## STATED EXERCISE
Each entry below is to be duplicated verbatim.

## RECORDED DATA
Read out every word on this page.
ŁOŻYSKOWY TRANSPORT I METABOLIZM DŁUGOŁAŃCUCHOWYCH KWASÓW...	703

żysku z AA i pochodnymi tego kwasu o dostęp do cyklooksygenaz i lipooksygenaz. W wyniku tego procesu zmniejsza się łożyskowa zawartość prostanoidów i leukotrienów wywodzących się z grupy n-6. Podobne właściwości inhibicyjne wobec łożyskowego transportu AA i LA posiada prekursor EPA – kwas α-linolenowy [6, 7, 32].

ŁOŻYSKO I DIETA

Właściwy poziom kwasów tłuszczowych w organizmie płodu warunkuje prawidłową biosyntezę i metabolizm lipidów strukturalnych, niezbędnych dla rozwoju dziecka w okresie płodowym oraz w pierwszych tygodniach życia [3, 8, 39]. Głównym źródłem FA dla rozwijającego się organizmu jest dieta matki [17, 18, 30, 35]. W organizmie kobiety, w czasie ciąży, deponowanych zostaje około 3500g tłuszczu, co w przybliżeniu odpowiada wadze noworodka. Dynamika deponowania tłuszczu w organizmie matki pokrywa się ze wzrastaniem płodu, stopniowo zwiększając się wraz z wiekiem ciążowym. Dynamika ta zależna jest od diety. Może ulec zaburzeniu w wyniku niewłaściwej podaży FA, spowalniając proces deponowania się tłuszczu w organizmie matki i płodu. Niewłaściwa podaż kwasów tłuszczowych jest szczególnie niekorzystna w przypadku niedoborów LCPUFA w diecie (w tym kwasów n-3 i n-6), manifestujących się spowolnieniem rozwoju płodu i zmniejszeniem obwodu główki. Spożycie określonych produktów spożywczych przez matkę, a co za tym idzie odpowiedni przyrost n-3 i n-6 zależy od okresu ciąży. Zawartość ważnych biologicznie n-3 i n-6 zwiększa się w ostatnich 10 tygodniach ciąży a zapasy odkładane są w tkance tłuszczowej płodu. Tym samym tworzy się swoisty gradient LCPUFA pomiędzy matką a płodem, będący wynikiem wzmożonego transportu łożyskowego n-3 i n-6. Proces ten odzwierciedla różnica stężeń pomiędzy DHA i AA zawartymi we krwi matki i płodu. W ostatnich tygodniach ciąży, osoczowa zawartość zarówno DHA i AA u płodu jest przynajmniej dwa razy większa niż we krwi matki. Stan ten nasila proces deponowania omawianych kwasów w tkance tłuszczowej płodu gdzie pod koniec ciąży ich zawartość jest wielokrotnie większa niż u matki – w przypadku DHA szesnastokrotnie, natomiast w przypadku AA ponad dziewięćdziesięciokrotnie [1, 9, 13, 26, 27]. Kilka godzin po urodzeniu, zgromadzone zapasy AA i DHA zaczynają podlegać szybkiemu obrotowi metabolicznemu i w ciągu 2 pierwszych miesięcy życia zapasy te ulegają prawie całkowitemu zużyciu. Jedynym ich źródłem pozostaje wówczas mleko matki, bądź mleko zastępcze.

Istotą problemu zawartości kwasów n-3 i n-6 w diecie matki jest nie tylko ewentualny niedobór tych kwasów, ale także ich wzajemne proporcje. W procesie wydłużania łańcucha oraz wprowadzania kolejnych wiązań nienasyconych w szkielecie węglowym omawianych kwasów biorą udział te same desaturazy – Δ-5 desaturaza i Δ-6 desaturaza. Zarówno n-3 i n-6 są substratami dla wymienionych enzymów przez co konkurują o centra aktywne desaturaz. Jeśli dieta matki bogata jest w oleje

## TASK ANSWER
Read out every word on this page.
ŁOŻYSKOWY TRANSPORT I METABOLIZM DŁUGOŁAŃCUCHOWYCH KWASÓW...	703

żysku z AA i pochodnymi tego kwasu o dostęp do cyklooksygenaz i lipooksygenaz. W wyniku tego procesu zmniejsza się łożyskowa zawartość prostanoidów i leukotrienów wywodzących się z grupy n-6. Podobne właściwości inhibicyjne wobec łożyskowego transportu AA i LA posiada prekursor EPA – kwas α-linolenowy [6, 7, 32].

ŁOŻYSKO I DIETA

Właściwy poziom kwasów tłuszczowych w organizmie płodu warunkuje prawidłową biosyntezę i metabolizm lipidów strukturalnych, niezbędnych dla rozwoju dziecka w okresie płodowym oraz w pierwszych tygodniach życia [3, 8, 39]. Głównym źródłem FA dla rozwijającego się organizmu jest dieta matki [17, 18, 30, 35]. W organizmie kobiety, w czasie ciąży, deponowanych zostaje około 3500g tłuszczu, co w przybliżeniu odpowiada wadze noworodka. Dynamika deponowania tłuszczu w organizmie matki pokrywa się ze wzrastaniem płodu, stopniowo zwiększając się wraz z wiekiem ciążowym. Dynamika ta zależna jest od diety. Może ulec zaburzeniu w wyniku niewłaściwej podaży FA, spowalniając proces deponowania się tłuszczu w organizmie matki i płodu. Niewłaściwa podaż kwasów tłuszczowych jest szczególnie niekorzystna w przypadku niedoborów LCPUFA w diecie (w tym kwasów n-3 i n-6), manifestujących się spowolnieniem rozwoju płodu i zmniejszeniem obwodu główki. Spożycie określonych produktów spożywczych przez matkę, a co za tym idzie odpowiedni przyrost n-3 i n-6 zależy od okresu ciąży. Zawartość ważnych biologicznie n-3 i n-6 zwiększa się w ostatnich 10 tygodniach ciąży a zapasy odkładane są w tkance tłuszczowej płodu. Tym samym tworzy się swoisty gradient LCPUFA pomiędzy matką a płodem, będący wynikiem wzmożonego transportu łożyskowego n-3 i n-6. Proces ten odzwierciedla różnica stężeń pomiędzy DHA i AA zawartymi we krwi matki i płodu. W ostatnich tygodniach ciąży, osoczowa zawartość zarówno DHA i AA u płodu jest przynajmniej dwa razy większa niż we krwi matki. Stan ten nasila proces deponowania omawianych kwasów w tkance tłuszczowej płodu gdzie pod koniec ciąży ich zawartość jest wielokrotnie większa niż u matki – w przypadku DHA szesnastokrotnie, natomiast w przypadku AA ponad dziewięćdziesięciokrotnie [1, 9, 13, 26, 27]. Kilka godzin po urodzeniu, zgromadzone zapasy AA i DHA zaczynają podlegać szybkiemu obrotowi metabolicznemu i w ciągu 2 pierwszych miesięcy życia zapasy te ulegają prawie całkowitemu zużyciu. Jedynym ich źródłem pozostaje wówczas mleko matki, bądź mleko zastępcze.

Istotą problemu zawartości kwasów n-3 i n-6 w diecie matki jest nie tylko ewentualny niedobór tych kwasów, ale także ich wzajemne proporcje. W procesie wydłużania łańcucha oraz wprowadzania kolejnych wiązań nienasyconych w szkielecie węglowym omawianych kwasów biorą udział te same desaturazy – Δ-5 desaturaza i Δ-6 desaturaza. Zarówno n-3 i n-6 są substratami dla wymienionych enzymów przez co konkurują o centra aktywne desaturaz. Jeśli dieta matki bogata jest w oleje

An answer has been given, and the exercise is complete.